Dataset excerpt
— start —
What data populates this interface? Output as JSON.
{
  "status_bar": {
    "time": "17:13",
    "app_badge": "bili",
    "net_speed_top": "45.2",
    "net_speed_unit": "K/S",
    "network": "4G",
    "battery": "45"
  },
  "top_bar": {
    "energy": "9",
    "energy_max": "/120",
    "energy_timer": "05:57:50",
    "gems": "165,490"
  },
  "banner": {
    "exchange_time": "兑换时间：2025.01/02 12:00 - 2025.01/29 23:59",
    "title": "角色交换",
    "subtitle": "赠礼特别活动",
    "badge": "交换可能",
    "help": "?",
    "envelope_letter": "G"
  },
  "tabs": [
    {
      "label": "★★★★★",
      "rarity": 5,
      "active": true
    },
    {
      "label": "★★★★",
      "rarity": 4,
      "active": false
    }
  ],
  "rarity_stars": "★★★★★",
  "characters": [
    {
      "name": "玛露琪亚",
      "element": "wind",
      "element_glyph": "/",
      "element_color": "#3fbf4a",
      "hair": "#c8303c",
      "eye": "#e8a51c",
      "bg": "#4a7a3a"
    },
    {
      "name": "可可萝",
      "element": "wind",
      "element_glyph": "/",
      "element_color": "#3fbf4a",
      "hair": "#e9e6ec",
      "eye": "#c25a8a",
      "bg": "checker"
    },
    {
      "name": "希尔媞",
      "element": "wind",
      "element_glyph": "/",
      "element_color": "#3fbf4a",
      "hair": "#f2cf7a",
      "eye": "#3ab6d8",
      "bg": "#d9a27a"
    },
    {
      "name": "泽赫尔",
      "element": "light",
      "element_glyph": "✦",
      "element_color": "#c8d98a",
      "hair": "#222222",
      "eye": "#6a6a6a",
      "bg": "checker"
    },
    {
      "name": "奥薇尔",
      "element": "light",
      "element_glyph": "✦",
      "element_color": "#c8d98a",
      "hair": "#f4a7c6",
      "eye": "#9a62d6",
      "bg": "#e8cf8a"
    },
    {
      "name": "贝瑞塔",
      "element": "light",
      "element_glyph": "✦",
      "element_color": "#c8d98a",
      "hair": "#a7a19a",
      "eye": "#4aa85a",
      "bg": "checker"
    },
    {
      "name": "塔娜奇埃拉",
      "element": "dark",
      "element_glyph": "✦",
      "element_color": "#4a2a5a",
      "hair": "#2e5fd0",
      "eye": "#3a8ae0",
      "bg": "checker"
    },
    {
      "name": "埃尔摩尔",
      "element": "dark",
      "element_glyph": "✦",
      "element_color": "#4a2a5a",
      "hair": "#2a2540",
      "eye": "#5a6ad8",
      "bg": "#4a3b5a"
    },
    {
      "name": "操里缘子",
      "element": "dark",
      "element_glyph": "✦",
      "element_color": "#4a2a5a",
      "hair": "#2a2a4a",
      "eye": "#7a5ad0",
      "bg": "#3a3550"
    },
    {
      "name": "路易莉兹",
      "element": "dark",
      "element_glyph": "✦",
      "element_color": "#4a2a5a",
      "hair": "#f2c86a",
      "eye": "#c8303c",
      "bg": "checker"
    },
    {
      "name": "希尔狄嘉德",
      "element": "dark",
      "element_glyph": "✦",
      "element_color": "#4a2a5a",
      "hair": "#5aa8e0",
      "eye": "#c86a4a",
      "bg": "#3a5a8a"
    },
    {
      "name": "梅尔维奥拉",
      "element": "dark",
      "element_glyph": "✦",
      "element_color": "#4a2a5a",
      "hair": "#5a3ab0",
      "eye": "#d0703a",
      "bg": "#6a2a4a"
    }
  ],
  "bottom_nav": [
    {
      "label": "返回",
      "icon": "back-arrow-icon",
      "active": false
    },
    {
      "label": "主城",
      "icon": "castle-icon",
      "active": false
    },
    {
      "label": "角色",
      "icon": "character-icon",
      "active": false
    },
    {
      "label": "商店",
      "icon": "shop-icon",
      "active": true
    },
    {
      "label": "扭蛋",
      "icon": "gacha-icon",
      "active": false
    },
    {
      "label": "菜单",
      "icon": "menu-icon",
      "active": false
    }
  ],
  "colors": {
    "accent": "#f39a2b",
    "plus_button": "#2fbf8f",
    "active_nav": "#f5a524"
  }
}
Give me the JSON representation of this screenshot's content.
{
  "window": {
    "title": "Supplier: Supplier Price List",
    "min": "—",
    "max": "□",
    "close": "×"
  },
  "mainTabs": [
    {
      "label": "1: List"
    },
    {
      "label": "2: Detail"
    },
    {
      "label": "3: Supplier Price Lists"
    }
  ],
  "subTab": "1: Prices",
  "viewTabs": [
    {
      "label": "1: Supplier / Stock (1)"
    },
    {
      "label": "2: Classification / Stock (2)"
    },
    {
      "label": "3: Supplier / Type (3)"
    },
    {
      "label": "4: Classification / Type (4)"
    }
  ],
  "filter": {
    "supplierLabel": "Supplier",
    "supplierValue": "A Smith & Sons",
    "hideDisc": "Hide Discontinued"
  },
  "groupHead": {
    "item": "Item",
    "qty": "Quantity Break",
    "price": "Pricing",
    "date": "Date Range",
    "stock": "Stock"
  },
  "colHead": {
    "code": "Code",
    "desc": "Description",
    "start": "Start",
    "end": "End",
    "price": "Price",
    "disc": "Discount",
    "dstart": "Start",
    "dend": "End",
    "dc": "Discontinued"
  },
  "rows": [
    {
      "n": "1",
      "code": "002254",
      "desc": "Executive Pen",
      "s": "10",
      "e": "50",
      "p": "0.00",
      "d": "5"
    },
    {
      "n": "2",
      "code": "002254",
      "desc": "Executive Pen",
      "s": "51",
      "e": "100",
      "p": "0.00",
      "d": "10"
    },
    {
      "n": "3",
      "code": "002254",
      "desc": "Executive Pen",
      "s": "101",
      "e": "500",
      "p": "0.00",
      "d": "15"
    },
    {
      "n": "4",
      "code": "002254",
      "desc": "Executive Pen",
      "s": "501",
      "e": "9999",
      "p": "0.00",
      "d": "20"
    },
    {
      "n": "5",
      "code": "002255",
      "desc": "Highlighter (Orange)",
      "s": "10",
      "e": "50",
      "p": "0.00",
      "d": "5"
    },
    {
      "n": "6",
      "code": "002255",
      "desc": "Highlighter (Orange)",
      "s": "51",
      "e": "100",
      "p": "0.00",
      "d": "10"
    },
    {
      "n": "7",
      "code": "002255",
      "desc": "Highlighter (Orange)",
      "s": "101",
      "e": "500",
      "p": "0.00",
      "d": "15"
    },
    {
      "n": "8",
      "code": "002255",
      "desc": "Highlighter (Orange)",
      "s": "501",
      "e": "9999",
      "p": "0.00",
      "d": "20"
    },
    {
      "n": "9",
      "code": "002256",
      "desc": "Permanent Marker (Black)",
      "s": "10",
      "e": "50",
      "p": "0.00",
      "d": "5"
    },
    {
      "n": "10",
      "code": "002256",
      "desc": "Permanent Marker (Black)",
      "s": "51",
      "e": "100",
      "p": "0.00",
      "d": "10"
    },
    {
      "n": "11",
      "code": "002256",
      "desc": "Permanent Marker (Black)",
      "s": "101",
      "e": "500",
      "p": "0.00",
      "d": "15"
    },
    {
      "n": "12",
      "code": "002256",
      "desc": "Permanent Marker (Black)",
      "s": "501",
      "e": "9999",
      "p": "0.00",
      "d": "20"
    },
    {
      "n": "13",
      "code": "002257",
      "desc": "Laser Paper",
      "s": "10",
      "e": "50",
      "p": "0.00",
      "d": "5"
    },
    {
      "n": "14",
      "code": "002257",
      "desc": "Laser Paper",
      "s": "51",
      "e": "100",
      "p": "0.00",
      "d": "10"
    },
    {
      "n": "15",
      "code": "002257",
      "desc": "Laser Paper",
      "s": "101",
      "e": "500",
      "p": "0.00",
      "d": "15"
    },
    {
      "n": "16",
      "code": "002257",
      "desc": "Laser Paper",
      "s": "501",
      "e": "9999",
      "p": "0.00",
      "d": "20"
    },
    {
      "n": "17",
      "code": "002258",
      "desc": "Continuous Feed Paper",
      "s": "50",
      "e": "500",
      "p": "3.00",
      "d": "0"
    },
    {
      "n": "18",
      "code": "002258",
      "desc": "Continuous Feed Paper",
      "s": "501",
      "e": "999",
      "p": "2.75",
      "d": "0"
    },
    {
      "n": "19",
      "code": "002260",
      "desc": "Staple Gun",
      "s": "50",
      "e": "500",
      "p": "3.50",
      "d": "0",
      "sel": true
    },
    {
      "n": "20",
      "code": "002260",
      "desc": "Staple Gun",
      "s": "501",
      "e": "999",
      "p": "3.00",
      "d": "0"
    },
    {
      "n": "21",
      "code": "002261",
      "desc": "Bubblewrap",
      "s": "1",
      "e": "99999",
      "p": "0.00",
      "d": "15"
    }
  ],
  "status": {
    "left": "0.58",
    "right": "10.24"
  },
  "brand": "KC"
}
— end —
Pick out every line above that holds the word "JSON" and copy it.

● **CORRECT ANSWER**
What data populates this interface? Output as JSON.
Give me the JSON representation of this screenshot's content.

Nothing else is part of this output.